··· DATA FOR PROCESSING

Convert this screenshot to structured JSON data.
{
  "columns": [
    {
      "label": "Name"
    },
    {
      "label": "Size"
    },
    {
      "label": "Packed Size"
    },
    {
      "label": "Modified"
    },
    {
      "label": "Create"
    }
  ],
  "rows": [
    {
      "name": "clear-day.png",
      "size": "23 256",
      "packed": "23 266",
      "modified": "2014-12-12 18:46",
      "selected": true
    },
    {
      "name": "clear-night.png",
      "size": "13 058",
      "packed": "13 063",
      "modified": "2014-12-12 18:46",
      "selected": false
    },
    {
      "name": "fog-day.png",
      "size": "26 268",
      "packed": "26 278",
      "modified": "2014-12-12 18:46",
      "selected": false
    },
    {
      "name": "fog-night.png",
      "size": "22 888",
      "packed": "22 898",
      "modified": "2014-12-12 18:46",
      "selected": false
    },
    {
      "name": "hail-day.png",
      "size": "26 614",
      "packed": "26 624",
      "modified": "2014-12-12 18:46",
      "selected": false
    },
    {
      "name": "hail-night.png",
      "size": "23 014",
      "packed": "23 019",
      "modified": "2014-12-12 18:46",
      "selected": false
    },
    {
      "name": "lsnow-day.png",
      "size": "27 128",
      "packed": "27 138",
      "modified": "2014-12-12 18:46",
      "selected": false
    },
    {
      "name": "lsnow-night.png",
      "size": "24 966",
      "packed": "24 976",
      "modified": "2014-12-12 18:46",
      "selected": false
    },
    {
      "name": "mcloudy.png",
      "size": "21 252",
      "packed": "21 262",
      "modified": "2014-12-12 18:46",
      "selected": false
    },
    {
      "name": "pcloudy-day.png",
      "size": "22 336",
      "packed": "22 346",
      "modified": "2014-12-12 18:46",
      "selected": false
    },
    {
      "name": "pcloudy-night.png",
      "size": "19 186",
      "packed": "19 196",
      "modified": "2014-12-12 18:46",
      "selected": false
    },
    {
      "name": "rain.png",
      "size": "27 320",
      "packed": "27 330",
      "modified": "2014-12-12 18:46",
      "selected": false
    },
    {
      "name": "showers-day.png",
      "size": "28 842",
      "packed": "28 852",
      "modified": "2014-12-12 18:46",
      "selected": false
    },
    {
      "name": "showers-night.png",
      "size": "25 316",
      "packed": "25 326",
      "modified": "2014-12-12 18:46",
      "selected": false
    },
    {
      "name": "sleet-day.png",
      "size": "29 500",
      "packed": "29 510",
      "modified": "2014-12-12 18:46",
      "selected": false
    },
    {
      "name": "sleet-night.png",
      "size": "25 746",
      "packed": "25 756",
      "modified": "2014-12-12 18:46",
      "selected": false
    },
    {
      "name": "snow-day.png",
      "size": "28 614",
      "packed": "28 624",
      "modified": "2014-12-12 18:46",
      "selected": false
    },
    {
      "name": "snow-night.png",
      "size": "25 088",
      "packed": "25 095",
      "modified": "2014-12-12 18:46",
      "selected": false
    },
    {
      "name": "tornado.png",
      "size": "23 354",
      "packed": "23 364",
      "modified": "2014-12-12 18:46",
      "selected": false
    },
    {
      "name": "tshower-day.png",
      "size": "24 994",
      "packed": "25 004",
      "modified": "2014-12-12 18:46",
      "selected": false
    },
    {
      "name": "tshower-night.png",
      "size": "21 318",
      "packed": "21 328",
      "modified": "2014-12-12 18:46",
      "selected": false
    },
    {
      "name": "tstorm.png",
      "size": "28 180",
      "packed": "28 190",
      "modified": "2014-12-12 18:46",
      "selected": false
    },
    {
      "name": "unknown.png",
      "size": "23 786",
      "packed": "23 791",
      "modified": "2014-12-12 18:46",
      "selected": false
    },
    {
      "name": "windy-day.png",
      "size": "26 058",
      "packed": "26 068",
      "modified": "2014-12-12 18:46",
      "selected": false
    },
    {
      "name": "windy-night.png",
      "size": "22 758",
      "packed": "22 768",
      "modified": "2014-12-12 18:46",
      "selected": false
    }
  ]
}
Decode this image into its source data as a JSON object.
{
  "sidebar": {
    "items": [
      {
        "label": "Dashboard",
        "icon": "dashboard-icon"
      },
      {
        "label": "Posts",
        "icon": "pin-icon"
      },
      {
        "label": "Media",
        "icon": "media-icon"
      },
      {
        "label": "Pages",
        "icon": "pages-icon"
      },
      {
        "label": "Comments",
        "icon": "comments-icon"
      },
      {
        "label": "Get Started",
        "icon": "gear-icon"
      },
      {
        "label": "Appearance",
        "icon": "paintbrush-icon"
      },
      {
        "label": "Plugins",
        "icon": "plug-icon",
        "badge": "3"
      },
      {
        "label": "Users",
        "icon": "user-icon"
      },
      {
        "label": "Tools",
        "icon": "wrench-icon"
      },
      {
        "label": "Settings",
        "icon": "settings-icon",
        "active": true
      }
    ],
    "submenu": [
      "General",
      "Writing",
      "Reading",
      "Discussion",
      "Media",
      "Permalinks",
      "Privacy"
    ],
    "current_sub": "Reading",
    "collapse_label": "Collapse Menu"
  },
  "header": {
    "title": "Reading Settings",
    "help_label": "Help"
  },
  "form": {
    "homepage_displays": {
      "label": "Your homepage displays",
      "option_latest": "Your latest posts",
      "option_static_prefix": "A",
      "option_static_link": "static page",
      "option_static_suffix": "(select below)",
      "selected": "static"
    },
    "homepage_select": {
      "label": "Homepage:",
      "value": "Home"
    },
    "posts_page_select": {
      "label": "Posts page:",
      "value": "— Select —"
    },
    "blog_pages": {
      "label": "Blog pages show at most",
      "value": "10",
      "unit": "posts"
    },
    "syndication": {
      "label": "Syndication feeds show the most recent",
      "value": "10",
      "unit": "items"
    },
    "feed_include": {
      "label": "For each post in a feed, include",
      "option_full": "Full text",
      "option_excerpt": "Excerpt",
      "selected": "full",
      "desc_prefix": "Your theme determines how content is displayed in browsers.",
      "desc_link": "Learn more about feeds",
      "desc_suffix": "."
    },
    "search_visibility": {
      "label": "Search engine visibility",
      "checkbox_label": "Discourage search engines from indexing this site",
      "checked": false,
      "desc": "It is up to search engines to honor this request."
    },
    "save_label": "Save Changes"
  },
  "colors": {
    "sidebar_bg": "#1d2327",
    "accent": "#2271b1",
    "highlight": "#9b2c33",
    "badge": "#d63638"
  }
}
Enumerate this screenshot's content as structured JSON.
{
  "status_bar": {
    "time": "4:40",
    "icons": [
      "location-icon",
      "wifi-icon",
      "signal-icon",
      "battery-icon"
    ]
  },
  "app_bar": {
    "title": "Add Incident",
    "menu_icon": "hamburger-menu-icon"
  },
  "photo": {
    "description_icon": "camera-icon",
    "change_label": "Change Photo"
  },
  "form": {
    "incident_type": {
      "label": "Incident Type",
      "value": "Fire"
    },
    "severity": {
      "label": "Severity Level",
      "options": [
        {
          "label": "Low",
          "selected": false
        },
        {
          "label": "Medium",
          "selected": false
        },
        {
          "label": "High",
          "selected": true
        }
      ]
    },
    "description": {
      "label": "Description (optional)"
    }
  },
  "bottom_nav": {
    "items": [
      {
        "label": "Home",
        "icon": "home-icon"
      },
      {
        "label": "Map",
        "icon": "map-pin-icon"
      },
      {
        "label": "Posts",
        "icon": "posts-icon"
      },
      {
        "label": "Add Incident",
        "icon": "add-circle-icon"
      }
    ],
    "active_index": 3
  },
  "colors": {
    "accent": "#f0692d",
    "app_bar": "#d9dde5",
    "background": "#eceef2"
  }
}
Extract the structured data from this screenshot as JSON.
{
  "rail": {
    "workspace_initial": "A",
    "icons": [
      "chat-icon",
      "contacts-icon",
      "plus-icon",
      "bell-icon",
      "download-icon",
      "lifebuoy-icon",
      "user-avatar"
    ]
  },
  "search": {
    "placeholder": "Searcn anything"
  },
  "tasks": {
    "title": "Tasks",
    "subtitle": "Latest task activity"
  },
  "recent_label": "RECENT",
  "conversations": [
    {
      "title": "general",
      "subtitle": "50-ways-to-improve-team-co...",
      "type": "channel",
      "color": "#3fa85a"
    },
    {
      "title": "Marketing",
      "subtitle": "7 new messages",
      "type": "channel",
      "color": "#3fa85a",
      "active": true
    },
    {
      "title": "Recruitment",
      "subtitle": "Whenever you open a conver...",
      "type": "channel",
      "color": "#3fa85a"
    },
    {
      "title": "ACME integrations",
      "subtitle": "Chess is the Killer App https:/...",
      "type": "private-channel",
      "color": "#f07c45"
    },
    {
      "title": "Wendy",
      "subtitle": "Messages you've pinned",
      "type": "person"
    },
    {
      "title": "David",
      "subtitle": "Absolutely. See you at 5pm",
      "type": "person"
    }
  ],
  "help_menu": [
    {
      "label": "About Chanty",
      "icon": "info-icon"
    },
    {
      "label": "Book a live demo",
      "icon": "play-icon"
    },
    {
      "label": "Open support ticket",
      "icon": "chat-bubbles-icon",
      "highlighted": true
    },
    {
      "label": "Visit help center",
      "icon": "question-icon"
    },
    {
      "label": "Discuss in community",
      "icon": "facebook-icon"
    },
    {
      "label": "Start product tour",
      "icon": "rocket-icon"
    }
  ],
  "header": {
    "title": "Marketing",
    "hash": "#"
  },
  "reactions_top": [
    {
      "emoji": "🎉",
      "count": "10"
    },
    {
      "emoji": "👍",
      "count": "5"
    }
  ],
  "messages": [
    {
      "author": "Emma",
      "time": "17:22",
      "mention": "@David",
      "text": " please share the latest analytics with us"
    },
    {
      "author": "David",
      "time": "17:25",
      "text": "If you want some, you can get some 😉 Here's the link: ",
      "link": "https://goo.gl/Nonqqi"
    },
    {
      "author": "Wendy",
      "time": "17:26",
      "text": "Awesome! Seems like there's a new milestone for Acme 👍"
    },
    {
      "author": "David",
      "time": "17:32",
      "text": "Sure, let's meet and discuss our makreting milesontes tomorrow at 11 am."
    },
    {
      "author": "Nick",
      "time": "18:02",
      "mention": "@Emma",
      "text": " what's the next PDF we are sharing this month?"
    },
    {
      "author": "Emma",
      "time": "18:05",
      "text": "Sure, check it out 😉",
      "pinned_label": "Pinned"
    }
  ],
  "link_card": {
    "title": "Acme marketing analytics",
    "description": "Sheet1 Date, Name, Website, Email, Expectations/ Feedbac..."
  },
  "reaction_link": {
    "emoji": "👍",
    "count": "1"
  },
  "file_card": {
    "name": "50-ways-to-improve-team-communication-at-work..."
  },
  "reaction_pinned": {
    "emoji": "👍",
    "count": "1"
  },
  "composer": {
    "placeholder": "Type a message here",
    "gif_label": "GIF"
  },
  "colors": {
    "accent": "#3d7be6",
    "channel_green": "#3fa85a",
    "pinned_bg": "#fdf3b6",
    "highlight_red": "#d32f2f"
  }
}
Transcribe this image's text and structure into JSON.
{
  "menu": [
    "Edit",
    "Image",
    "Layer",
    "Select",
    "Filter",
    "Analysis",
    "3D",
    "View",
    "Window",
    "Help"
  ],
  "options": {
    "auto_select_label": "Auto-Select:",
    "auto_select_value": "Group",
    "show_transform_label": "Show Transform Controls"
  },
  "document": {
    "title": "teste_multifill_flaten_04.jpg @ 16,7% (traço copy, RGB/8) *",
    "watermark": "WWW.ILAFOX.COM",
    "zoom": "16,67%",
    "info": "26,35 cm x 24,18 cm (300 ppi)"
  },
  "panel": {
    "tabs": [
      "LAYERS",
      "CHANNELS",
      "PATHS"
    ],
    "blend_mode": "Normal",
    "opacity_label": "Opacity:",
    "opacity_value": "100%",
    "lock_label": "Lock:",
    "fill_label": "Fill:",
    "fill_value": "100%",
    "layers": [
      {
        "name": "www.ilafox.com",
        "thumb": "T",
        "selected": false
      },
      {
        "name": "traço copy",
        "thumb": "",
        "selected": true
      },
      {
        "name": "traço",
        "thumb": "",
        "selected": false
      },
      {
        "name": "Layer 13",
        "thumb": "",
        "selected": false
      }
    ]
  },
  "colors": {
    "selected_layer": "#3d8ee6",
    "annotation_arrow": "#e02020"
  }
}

······

> **EXERCISE DETAILS**: Using the listing above, pull out all lines that hold the word "https".

> **ANSWER TO THE PROBLEM**:
      "subtitle": "Chess is the Killer App https:/...",
      "link": "https://goo.gl/Nonqqi"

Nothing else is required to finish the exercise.